# THE DATA
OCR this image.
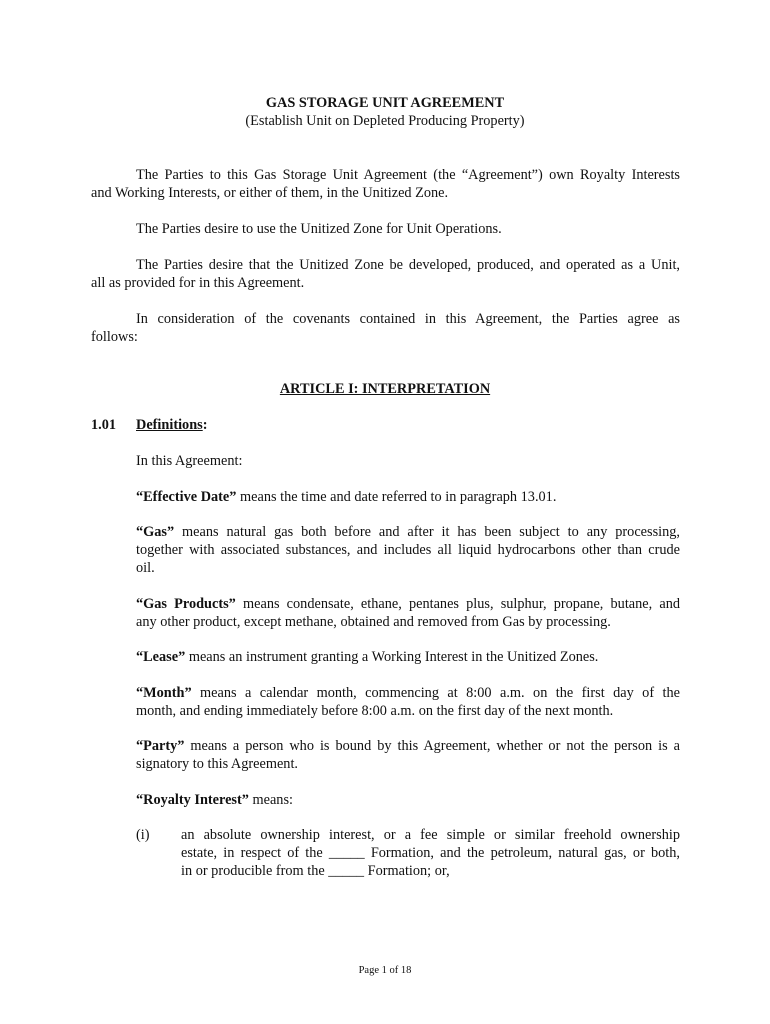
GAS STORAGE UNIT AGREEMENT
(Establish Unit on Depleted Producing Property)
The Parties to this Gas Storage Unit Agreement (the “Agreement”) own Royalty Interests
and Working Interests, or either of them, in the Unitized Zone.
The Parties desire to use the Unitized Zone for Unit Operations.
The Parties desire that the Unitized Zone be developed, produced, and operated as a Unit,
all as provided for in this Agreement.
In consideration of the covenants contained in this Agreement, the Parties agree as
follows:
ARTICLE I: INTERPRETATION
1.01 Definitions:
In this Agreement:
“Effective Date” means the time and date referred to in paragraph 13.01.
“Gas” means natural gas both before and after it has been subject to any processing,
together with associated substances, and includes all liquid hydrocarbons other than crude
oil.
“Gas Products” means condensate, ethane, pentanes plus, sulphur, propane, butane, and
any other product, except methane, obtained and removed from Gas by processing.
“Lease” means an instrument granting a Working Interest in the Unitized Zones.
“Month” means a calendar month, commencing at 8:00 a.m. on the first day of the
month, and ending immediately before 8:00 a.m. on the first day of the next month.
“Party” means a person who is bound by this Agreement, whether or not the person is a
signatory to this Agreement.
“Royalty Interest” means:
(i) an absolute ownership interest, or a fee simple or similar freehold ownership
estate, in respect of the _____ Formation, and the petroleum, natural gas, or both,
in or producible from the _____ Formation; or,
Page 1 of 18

# YOUR TASK
Give the number of lines in the records above that contain the word "this". Reply with that number alone.

# THE COMPLETED TASK
7